* **Exercise brief**:
Reproduce all of the data word for word.

* **Data to use**:
= = =

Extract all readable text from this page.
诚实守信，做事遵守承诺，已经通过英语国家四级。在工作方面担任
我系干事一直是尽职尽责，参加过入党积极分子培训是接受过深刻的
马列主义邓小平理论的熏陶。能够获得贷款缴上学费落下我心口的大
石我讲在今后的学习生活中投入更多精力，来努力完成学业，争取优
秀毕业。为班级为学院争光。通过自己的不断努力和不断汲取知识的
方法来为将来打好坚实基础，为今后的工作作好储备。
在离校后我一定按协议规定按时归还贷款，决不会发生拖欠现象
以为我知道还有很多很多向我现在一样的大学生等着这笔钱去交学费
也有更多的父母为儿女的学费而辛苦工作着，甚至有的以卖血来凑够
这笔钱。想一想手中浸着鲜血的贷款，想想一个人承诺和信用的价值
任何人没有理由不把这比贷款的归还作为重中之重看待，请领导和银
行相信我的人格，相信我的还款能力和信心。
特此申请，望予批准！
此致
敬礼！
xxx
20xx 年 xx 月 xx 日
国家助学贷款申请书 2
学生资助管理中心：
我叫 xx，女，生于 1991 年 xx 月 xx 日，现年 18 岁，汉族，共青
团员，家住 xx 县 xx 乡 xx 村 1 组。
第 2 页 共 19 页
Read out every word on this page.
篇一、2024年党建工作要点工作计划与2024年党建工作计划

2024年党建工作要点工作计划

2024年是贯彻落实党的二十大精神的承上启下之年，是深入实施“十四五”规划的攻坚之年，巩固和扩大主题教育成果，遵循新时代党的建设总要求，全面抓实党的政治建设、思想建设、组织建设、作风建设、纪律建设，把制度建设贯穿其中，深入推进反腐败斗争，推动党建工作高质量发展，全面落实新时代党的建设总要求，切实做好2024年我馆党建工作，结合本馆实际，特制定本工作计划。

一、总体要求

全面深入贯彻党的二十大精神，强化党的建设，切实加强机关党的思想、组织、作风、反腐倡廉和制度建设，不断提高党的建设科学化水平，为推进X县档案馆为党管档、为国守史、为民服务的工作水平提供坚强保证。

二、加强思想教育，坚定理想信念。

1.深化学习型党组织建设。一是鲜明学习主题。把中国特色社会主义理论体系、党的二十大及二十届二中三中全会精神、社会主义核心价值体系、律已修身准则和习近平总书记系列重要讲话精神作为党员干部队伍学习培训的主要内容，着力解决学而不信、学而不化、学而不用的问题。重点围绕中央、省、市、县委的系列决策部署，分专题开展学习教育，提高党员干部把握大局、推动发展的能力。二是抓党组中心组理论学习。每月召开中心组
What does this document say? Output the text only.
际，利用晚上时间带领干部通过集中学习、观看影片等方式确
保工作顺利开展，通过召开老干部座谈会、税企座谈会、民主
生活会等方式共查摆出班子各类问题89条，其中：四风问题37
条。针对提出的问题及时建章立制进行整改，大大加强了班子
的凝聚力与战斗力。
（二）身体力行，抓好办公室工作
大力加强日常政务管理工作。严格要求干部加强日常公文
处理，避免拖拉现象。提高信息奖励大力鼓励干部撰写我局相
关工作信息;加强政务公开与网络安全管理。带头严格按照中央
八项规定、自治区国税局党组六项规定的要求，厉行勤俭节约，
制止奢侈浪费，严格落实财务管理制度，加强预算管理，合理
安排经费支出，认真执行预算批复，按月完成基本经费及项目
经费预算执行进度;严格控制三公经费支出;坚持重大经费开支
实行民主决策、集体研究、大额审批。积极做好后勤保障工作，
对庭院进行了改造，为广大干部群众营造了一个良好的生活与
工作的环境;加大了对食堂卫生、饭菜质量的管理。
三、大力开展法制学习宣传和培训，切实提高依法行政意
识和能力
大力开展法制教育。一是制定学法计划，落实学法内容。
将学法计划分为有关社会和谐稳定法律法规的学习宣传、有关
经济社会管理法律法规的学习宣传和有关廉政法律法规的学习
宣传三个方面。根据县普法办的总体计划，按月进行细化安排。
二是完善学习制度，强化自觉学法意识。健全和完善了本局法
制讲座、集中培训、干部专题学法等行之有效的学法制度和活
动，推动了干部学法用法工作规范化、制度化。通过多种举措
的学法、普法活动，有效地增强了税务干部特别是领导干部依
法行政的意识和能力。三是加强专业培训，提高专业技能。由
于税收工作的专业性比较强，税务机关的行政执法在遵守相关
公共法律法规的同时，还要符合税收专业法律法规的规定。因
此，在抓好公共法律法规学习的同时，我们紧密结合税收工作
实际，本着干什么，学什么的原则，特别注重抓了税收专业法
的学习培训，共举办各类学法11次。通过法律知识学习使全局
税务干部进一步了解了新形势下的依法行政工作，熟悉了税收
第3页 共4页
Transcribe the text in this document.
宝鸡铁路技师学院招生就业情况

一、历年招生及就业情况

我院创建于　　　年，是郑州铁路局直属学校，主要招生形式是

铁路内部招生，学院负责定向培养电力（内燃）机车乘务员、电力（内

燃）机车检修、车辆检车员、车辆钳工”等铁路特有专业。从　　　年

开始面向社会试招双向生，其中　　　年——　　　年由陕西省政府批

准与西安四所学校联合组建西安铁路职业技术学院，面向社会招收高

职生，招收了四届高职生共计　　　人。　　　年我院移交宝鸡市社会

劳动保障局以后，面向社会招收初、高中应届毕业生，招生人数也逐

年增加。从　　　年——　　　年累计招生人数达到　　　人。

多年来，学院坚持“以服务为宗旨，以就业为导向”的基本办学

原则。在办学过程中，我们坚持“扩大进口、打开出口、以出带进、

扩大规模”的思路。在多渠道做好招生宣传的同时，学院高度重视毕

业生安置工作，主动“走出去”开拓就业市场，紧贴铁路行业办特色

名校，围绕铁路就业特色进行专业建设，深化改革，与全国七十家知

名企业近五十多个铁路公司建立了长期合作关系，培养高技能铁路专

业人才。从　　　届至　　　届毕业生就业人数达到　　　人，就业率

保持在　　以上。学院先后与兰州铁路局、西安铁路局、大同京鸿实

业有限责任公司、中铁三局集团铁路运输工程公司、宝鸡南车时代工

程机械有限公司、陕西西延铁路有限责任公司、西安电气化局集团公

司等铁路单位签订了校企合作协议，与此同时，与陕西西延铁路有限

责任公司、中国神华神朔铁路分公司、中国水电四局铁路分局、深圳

= = =

* **Answer to the problem**:
Extract all readable text from this page.
诚实守信，做事遵守承诺，已经通过英语国家四级。在工作方面担任
我系干事一直是尽职尽责，参加过入党积极分子培训是接受过深刻的
马列主义邓小平理论的熏陶。能够获得贷款缴上学费落下我心口的大
石我讲在今后的学习生活中投入更多精力，来努力完成学业，争取优
秀毕业。为班级为学院争光。通过自己的不断努力和不断汲取知识的
方法来为将来打好坚实基础，为今后的工作作好储备。
在离校后我一定按协议规定按时归还贷款，决不会发生拖欠现象
以为我知道还有很多很多向我现在一样的大学生等着这笔钱去交学费
也有更多的父母为儿女的学费而辛苦工作着，甚至有的以卖血来凑够
这笔钱。想一想手中浸着鲜血的贷款，想想一个人承诺和信用的价值
任何人没有理由不把这比贷款的归还作为重中之重看待，请领导和银
行相信我的人格，相信我的还款能力和信心。
特此申请，望予批准！
此致
敬礼！
xxx
20xx 年 xx 月 xx 日
国家助学贷款申请书 2
学生资助管理中心：
我叫 xx，女，生于 1991 年 xx 月 xx 日，现年 18 岁，汉族，共青
团员，家住 xx 县 xx 乡 xx 村 1 组。
第 2 页 共 19 页
Read out every word on this page.
篇一、2024年党建工作要点工作计划与2024年党建工作计划

2024年党建工作要点工作计划

2024年是贯彻落实党的二十大精神的承上启下之年，是深入实施“十四五”规划的攻坚之年，巩固和扩大主题教育成果，遵循新时代党的建设总要求，全面抓实党的政治建设、思想建设、组织建设、作风建设、纪律建设，把制度建设贯穿其中，深入推进反腐败斗争，推动党建工作高质量发展，全面落实新时代党的建设总要求，切实做好2024年我馆党建工作，结合本馆实际，特制定本工作计划。

一、总体要求

全面深入贯彻党的二十大精神，强化党的建设，切实加强机关党的思想、组织、作风、反腐倡廉和制度建设，不断提高党的建设科学化水平，为推进X县档案馆为党管档、为国守史、为民服务的工作水平提供坚强保证。

二、加强思想教育，坚定理想信念。

1.深化学习型党组织建设。一是鲜明学习主题。把中国特色社会主义理论体系、党的二十大及二十届二中三中全会精神、社会主义核心价值体系、律已修身准则和习近平总书记系列重要讲话精神作为党员干部队伍学习培训的主要内容，着力解决学而不信、学而不化、学而不用的问题。重点围绕中央、省、市、县委的系列决策部署，分专题开展学习教育，提高党员干部把握大局、推动发展的能力。二是抓党组中心组理论学习。每月召开中心组
What does this document say? Output the text only.
际，利用晚上时间带领干部通过集中学习、观看影片等方式确
保工作顺利开展，通过召开老干部座谈会、税企座谈会、民主
生活会等方式共查摆出班子各类问题89条，其中：四风问题37
条。针对提出的问题及时建章立制进行整改，大大加强了班子
的凝聚力与战斗力。
（二）身体力行，抓好办公室工作
大力加强日常政务管理工作。严格要求干部加强日常公文
处理，避免拖拉现象。提高信息奖励大力鼓励干部撰写我局相
关工作信息;加强政务公开与网络安全管理。带头严格按照中央
八项规定、自治区国税局党组六项规定的要求，厉行勤俭节约，
制止奢侈浪费，严格落实财务管理制度，加强预算管理，合理
安排经费支出，认真执行预算批复，按月完成基本经费及项目
经费预算执行进度;严格控制三公经费支出;坚持重大经费开支
实行民主决策、集体研究、大额审批。积极做好后勤保障工作，
对庭院进行了改造，为广大干部群众营造了一个良好的生活与
工作的环境;加大了对食堂卫生、饭菜质量的管理。
三、大力开展法制学习宣传和培训，切实提高依法行政意
识和能力
大力开展法制教育。一是制定学法计划，落实学法内容。
将学法计划分为有关社会和谐稳定法律法规的学习宣传、有关
经济社会管理法律法规的学习宣传和有关廉政法律法规的学习
宣传三个方面。根据县普法办的总体计划，按月进行细化安排。
二是完善学习制度，强化自觉学法意识。健全和完善了本局法
制讲座、集中培训、干部专题学法等行之有效的学法制度和活
动，推动了干部学法用法工作规范化、制度化。通过多种举措
的学法、普法活动，有效地增强了税务干部特别是领导干部依
法行政的意识和能力。三是加强专业培训，提高专业技能。由
于税收工作的专业性比较强，税务机关的行政执法在遵守相关
公共法律法规的同时，还要符合税收专业法律法规的规定。因
此，在抓好公共法律法规学习的同时，我们紧密结合税收工作
实际，本着干什么，学什么的原则，特别注重抓了税收专业法
的学习培训，共举办各类学法11次。通过法律知识学习使全局
税务干部进一步了解了新形势下的依法行政工作，熟悉了税收
第3页 共4页
Transcribe the text in this document.
宝鸡铁路技师学院招生就业情况

一、历年招生及就业情况

我院创建于　　　年，是郑州铁路局直属学校，主要招生形式是

铁路内部招生，学院负责定向培养电力（内燃）机车乘务员、电力（内

燃）机车检修、车辆检车员、车辆钳工”等铁路特有专业。从　　　年

开始面向社会试招双向生，其中　　　年——　　　年由陕西省政府批

准与西安四所学校联合组建西安铁路职业技术学院，面向社会招收高

职生，招收了四届高职生共计　　　人。　　　年我院移交宝鸡市社会

劳动保障局以后，面向社会招收初、高中应届毕业生，招生人数也逐

年增加。从　　　年——　　　年累计招生人数达到　　　人。

多年来，学院坚持“以服务为宗旨，以就业为导向”的基本办学

原则。在办学过程中，我们坚持“扩大进口、打开出口、以出带进、

扩大规模”的思路。在多渠道做好招生宣传的同时，学院高度重视毕

业生安置工作，主动“走出去”开拓就业市场，紧贴铁路行业办特色

名校，围绕铁路就业特色进行专业建设，深化改革，与全国七十家知

名企业近五十多个铁路公司建立了长期合作关系，培养高技能铁路专

业人才。从　　　届至　　　届毕业生就业人数达到　　　人，就业率

保持在　　以上。学院先后与兰州铁路局、西安铁路局、大同京鸿实

业有限责任公司、中铁三局集团铁路运输工程公司、宝鸡南车时代工

程机械有限公司、陕西西延铁路有限责任公司、西安电气化局集团公

司等铁路单位签订了校企合作协议，与此同时，与陕西西延铁路有限

责任公司、中国神华神朔铁路分公司、中国水电四局铁路分局、深圳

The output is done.